- Short task: Each line of the data that includes the string "Luftdruck" is to be copied out.

- Given data:
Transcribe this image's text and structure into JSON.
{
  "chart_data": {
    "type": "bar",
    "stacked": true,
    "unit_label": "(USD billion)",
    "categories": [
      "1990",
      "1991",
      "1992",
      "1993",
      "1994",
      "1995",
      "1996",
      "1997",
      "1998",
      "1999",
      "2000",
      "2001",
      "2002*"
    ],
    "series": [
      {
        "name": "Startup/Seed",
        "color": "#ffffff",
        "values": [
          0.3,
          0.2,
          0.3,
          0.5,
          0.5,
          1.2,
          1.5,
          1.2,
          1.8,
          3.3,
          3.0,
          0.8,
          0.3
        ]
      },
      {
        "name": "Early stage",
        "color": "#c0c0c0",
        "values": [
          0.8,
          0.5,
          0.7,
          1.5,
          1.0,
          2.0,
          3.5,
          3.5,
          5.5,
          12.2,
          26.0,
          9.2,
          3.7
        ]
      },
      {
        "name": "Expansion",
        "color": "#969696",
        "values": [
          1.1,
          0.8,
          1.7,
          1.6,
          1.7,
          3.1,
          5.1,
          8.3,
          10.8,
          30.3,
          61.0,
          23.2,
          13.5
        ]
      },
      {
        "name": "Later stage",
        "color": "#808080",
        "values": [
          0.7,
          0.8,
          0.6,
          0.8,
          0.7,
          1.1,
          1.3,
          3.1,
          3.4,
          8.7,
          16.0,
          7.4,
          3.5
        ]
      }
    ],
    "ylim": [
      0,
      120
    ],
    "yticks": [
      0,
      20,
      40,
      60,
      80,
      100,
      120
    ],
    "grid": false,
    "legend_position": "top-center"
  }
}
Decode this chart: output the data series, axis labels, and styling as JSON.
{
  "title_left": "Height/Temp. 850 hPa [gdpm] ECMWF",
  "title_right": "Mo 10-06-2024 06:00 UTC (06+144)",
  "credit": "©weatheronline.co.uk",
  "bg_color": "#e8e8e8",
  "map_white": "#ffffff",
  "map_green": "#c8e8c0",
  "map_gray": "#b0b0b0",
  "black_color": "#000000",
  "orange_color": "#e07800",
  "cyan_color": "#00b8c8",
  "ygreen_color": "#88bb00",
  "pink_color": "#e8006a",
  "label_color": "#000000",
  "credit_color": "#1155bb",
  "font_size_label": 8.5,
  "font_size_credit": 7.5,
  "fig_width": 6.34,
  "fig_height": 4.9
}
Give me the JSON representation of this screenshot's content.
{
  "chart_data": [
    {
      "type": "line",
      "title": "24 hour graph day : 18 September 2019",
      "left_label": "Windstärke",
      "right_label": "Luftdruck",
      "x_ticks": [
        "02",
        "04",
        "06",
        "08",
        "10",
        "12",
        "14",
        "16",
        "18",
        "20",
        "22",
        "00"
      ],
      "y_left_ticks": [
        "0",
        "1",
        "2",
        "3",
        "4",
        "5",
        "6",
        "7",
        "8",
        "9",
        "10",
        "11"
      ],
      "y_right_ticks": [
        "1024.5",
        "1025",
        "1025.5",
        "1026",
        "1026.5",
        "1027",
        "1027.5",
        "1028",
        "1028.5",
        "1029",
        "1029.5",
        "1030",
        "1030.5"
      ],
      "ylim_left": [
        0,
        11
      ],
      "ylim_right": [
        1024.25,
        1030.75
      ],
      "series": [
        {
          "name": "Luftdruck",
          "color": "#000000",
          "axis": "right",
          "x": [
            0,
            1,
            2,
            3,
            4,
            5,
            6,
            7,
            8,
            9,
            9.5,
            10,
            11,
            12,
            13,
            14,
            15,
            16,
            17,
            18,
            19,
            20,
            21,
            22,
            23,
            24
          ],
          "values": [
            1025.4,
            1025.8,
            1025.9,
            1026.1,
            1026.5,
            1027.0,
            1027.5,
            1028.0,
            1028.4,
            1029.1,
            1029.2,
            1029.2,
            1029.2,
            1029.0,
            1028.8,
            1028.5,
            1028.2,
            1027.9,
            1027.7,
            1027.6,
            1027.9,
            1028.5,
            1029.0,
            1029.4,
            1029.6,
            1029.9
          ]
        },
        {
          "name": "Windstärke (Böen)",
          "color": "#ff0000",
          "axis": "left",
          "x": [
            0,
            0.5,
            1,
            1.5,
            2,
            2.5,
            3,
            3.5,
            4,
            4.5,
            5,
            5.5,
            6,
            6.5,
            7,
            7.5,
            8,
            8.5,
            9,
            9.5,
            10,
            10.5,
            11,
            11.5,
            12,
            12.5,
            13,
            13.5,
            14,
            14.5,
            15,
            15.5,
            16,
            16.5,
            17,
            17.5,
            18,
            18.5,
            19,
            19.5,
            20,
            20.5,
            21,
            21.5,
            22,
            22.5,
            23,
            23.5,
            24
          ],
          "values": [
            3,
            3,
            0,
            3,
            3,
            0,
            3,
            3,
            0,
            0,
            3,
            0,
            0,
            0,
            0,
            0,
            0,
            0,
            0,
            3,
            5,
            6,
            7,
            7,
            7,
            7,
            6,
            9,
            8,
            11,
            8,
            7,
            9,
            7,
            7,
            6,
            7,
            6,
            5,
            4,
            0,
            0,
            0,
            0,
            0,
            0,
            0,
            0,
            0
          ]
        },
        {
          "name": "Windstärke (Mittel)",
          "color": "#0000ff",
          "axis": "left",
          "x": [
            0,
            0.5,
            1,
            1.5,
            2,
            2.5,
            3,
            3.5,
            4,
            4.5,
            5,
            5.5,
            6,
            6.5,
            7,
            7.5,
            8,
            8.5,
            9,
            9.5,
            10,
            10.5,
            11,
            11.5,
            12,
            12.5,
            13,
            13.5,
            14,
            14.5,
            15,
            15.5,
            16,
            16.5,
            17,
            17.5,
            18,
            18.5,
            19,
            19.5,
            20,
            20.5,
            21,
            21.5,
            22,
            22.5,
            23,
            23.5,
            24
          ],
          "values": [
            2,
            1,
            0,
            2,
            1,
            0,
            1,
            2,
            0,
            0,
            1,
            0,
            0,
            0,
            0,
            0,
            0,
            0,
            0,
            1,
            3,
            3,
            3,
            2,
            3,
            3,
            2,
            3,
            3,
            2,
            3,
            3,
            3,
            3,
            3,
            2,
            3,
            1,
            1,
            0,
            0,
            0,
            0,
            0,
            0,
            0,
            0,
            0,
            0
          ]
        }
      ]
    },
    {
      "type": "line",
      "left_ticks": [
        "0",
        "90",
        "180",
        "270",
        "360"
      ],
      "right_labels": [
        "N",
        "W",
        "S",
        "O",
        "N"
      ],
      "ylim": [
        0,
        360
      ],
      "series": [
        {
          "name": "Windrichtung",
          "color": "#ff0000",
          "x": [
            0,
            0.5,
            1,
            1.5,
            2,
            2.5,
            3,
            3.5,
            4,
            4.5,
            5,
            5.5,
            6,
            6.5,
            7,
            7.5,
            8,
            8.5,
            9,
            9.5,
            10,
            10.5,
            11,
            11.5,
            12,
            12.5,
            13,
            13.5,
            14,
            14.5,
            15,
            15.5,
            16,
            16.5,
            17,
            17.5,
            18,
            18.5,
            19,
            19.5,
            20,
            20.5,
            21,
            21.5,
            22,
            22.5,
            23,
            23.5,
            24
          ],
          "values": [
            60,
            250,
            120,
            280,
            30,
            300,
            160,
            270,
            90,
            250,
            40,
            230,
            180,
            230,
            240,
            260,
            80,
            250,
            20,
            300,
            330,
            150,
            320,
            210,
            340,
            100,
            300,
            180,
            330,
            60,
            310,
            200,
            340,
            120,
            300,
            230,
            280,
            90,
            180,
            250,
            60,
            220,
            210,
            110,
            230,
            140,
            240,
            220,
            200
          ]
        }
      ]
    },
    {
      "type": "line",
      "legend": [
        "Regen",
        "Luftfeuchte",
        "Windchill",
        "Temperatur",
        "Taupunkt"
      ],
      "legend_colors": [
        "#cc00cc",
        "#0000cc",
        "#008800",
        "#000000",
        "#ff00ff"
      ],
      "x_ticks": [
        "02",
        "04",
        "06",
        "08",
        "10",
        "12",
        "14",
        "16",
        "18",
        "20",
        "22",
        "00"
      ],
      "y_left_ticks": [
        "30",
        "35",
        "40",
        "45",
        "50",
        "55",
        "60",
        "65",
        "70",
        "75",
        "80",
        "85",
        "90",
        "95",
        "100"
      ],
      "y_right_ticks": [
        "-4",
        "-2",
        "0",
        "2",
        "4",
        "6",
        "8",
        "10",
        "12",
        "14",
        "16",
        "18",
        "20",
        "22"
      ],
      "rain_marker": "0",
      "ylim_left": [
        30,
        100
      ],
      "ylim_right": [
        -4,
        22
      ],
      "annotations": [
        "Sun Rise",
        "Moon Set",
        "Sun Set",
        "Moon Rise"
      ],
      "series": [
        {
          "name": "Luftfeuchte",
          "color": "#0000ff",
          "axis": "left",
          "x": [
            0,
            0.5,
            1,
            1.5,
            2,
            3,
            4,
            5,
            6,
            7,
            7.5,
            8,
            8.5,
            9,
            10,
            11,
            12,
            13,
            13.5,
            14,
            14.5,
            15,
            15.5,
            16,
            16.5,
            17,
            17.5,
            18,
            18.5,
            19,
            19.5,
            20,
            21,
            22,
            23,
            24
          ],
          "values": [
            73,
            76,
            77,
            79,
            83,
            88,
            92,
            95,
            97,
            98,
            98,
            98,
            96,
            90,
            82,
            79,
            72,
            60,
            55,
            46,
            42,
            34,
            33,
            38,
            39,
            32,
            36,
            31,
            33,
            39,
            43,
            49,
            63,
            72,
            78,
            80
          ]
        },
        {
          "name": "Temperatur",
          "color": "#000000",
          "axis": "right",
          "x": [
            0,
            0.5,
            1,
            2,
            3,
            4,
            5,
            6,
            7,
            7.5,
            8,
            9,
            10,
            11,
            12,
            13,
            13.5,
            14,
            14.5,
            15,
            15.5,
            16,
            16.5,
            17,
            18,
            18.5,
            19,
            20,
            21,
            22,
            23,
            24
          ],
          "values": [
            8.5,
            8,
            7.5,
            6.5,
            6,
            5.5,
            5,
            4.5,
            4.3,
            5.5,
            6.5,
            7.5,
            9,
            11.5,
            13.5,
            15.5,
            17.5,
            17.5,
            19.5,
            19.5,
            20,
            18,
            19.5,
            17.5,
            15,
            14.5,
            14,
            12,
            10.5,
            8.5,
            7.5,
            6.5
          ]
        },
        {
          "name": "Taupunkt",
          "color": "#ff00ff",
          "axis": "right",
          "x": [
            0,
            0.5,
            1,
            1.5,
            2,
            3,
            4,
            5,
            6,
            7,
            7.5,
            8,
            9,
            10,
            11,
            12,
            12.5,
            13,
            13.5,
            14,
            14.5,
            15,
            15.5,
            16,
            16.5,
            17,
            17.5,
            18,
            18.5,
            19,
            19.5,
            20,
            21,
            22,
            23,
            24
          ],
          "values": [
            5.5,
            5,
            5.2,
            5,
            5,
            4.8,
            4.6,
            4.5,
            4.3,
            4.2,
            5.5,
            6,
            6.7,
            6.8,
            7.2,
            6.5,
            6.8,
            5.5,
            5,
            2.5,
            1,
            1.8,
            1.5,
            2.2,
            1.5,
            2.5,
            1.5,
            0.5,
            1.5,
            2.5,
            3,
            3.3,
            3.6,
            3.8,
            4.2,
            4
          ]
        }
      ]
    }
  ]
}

- Complete response:
      "right_label": "Luftdruck",
          "name": "Luftdruck",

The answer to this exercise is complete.